STATED TASK:
Looking at the listing beneath, work out how many lines hold "make" and report only that figure.

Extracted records
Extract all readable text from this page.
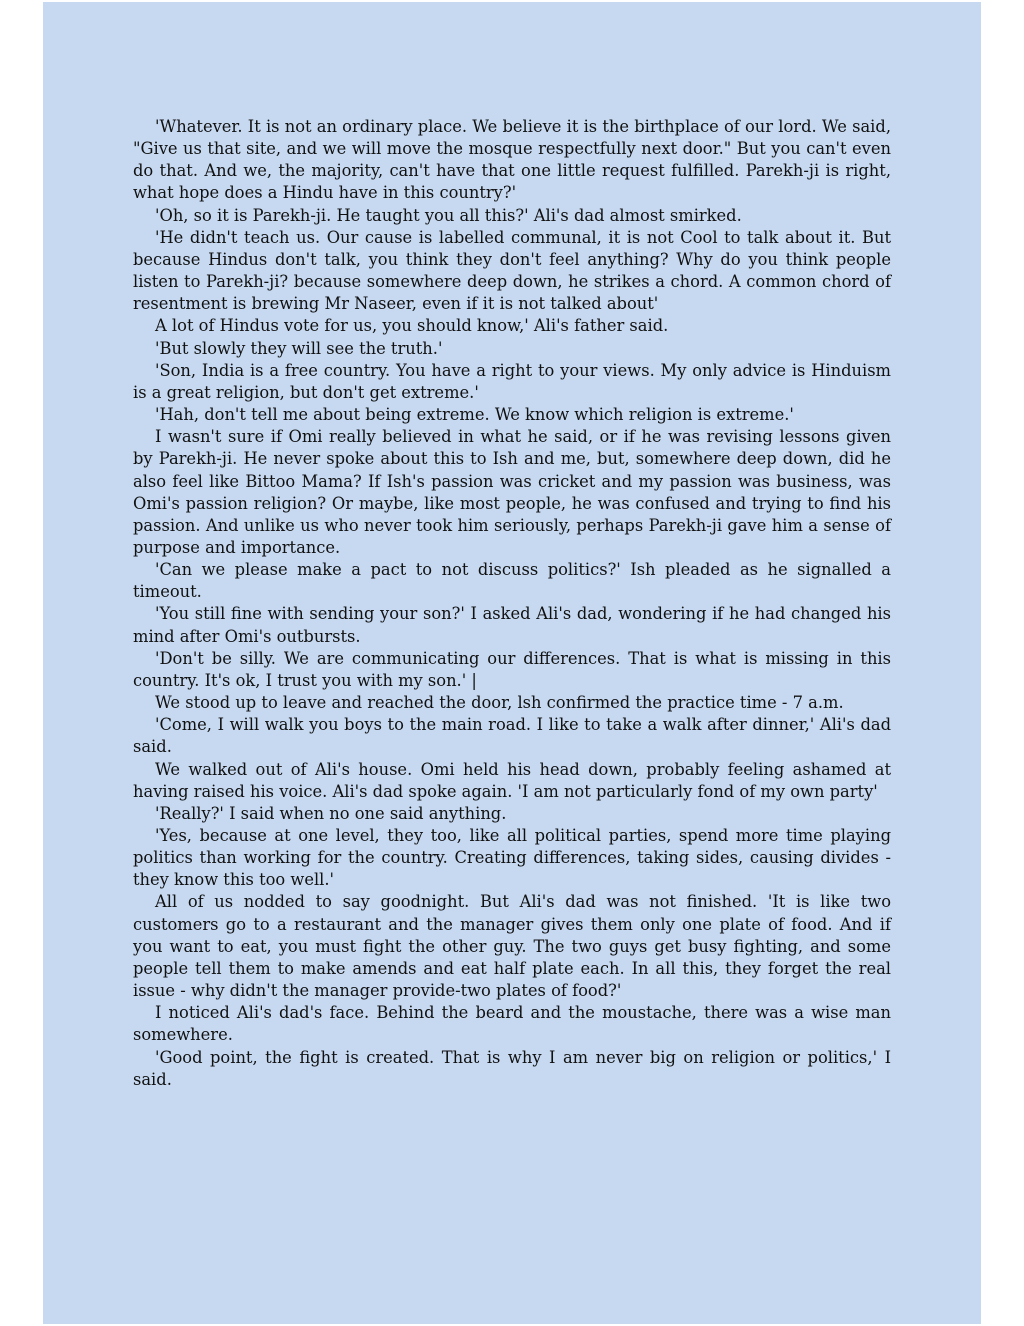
'Whatever. It is not an ordinary place. We believe it is the birthplace of our lord. We said, "Give us that site, and we will move the mosque respectfully next door." But you can't even do that. And we, the majority, can't have that one little request fulfilled. Parekh-ji is right, what hope does a Hindu have in this country?'

'Oh, so it is Parekh-ji. He taught you all this?' Ali's dad almost smirked.

'He didn't teach us. Our cause is labelled communal, it is not Cool to talk about it. But because Hindus don't talk, you think they don't feel anything? Why do you think people listen to Parekh-ji? because somewhere deep down, he strikes a chord. A common chord of resentment is brewing Mr Naseer, even if it is not talked about'

A lot of Hindus vote for us, you should know,' Ali's father said.

'But slowly they will see the truth.'

'Son, India is a free country. You have a right to your views. My only advice is Hinduism is a great religion, but don't get extreme.'

'Hah, don't tell me about being extreme. We know which religion is extreme.'

I wasn't sure if Omi really believed in what he said, or if he was revising lessons given by Parekh-ji. He never spoke about this to Ish and me, but, somewhere deep down, did he also feel like Bittoo Mama? If Ish's passion was cricket and my passion was business, was Omi's passion religion? Or maybe, like most people, he was confused and trying to find his passion. And unlike us who never took him seriously, perhaps Parekh-ji gave him a sense of purpose and importance.

'Can we please make a pact to not discuss politics?' Ish pleaded as he signalled a timeout.

'You still fine with sending your son?' I asked Ali's dad, wondering if he had changed his mind after Omi's outbursts.

'Don't be silly. We are communicating our differences. That is what is missing in this country. It's ok, I trust you with my son.' |

We stood up to leave and reached the door, lsh confirmed the practice time - 7 a.m.

'Come, I will walk you boys to the main road. I like to take a walk after dinner,' Ali's dad said.

We walked out of Ali's house. Omi held his head down, probably feeling ashamed at having raised his voice. Ali's dad spoke again. 'I am not particularly fond of my own party'

'Really?' I said when no one said anything.

'Yes, because at one level, they too, like all political parties, spend more time playing politics than working for the country. Creating differences, taking sides, causing divides - they know this too well.'

All of us nodded to say goodnight. But Ali's dad was not finished. 'It is like two customers go to a restaurant and the manager gives them only one plate of food. And if you want to eat, you must fight the other guy. The two guys get busy fighting, and some people tell them to make amends and eat half plate each. In all this, they forget the real issue - why didn't the manager provide-two plates of food?'

I noticed Ali's dad's face. Behind the beard and the moustache, there was a wise man somewhere.

'Good point, the fight is created. That is why I am never big on religion or politics,' I said.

FULL ANSWER:
2